WRITTEN TASK: Every line containing the word "JSON" needs to be found and copied.

++++++++++

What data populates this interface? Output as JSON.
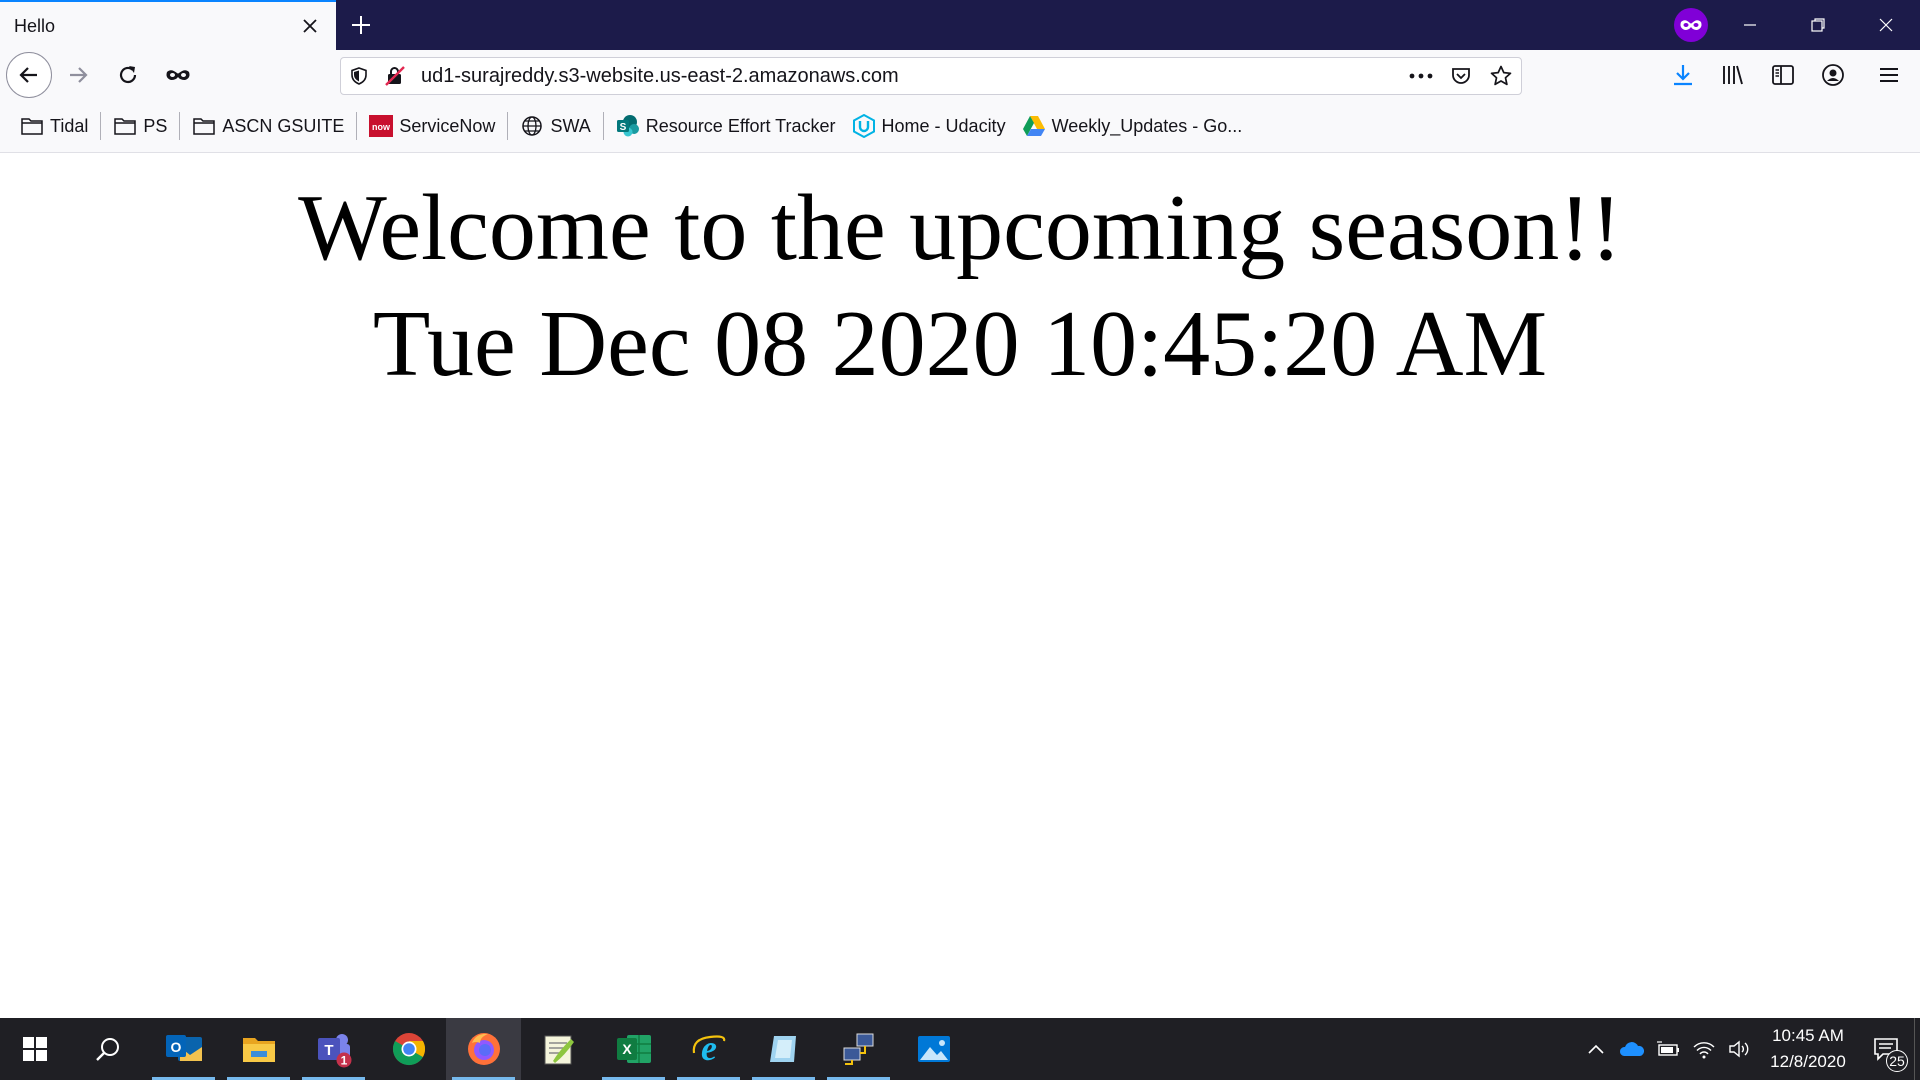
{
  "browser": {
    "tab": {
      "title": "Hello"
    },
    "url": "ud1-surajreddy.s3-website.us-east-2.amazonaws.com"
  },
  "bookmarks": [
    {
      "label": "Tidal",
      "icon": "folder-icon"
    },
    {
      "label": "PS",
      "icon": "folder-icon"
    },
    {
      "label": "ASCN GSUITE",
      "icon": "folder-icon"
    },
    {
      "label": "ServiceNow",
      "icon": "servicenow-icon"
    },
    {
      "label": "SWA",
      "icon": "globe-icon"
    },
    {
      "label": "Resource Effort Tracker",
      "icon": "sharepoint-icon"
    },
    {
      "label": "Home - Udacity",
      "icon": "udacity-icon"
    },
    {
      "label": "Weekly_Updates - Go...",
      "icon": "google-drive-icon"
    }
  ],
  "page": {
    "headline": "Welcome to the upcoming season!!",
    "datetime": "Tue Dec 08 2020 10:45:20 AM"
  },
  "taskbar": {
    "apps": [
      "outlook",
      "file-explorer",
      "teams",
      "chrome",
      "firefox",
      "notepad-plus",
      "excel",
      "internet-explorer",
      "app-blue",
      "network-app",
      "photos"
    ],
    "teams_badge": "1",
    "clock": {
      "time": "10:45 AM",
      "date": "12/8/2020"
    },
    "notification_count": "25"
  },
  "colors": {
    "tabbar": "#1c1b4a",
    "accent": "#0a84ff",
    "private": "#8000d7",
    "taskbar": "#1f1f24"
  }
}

++++++++++

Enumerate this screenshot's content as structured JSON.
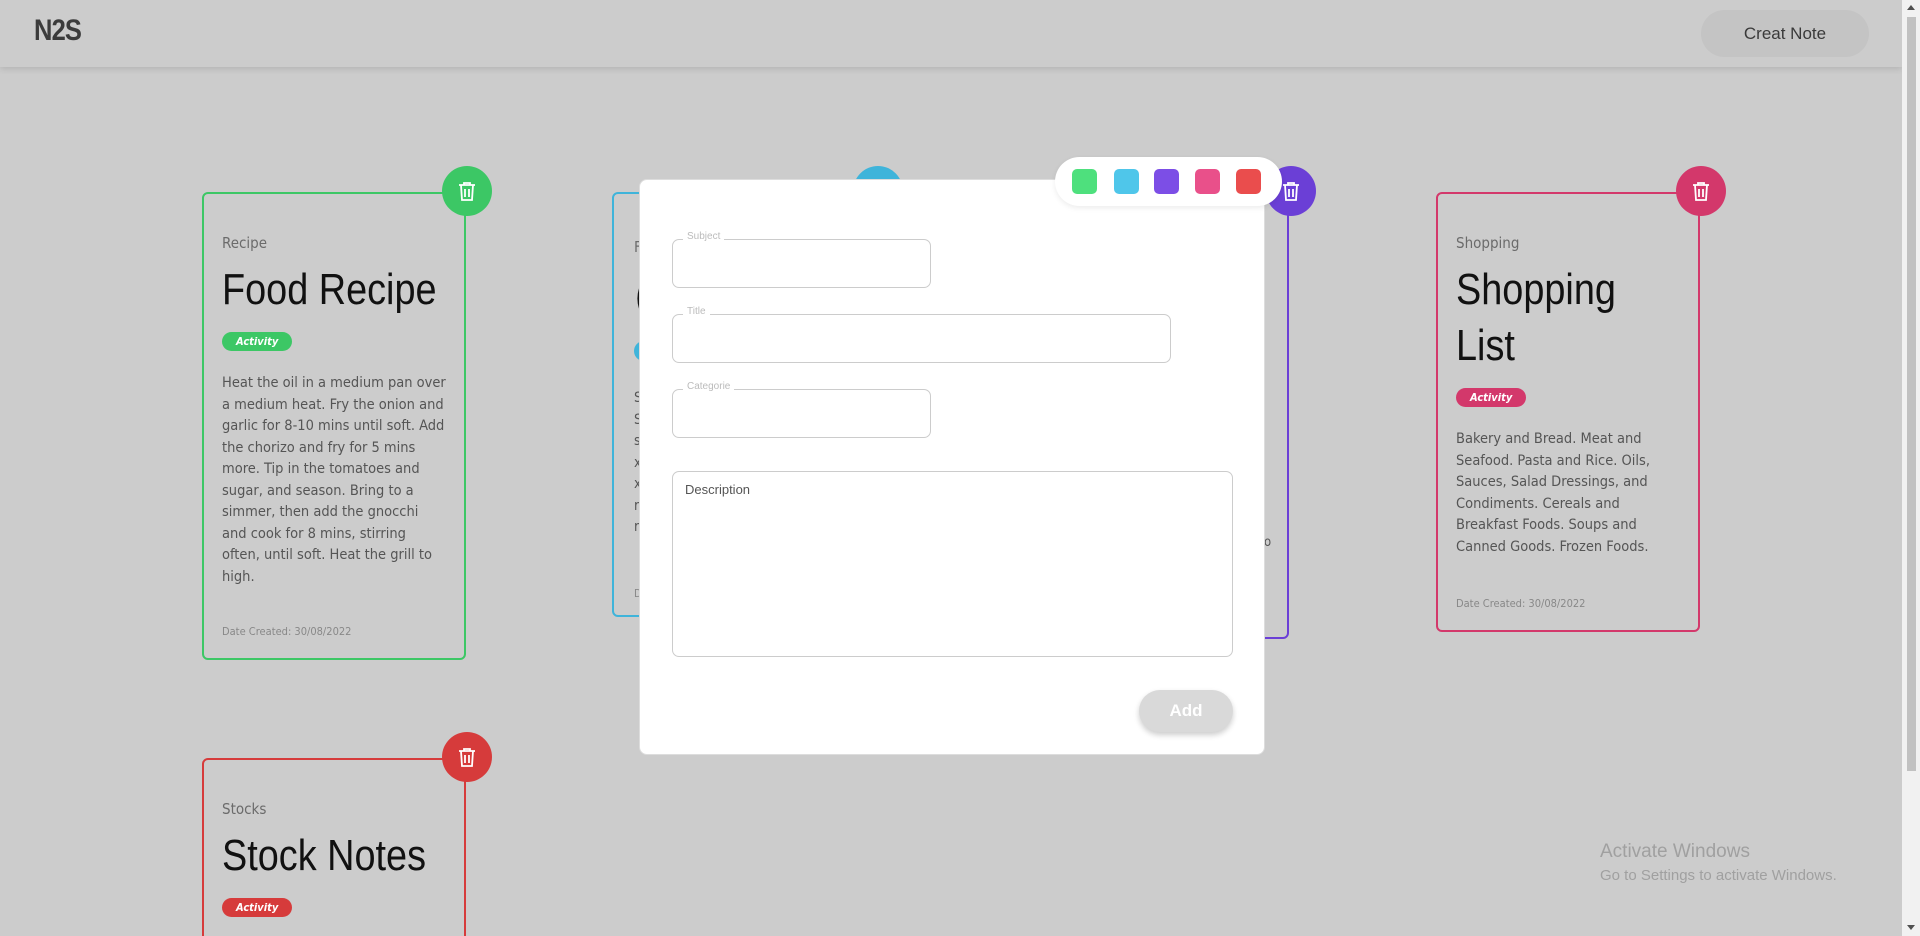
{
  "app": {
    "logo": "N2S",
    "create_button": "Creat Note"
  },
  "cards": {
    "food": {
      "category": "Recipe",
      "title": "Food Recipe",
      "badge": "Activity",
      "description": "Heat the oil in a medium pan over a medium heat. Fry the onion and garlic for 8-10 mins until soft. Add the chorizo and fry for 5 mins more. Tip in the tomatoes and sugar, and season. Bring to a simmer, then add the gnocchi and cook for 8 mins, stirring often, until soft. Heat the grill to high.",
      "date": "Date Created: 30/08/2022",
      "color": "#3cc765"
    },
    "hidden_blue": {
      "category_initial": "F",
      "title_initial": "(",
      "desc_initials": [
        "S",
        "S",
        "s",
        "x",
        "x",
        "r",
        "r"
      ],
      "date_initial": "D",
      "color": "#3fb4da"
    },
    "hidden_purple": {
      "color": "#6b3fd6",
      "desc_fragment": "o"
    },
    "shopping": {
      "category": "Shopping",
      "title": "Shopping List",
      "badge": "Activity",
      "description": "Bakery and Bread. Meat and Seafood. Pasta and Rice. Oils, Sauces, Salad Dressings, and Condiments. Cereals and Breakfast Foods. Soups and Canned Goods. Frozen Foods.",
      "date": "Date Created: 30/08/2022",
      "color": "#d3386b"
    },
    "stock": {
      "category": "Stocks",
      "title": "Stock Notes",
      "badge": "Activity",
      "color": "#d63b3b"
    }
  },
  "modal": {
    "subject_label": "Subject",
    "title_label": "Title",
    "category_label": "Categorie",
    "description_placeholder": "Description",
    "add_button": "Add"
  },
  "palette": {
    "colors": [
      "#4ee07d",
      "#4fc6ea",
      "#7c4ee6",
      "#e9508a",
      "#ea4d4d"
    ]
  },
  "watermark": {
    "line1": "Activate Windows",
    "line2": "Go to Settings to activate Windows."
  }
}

++++++++++

COMPLETED TASK:
What data populates this interface? Output as JSON.
Enumerate this screenshot's content as structured JSON.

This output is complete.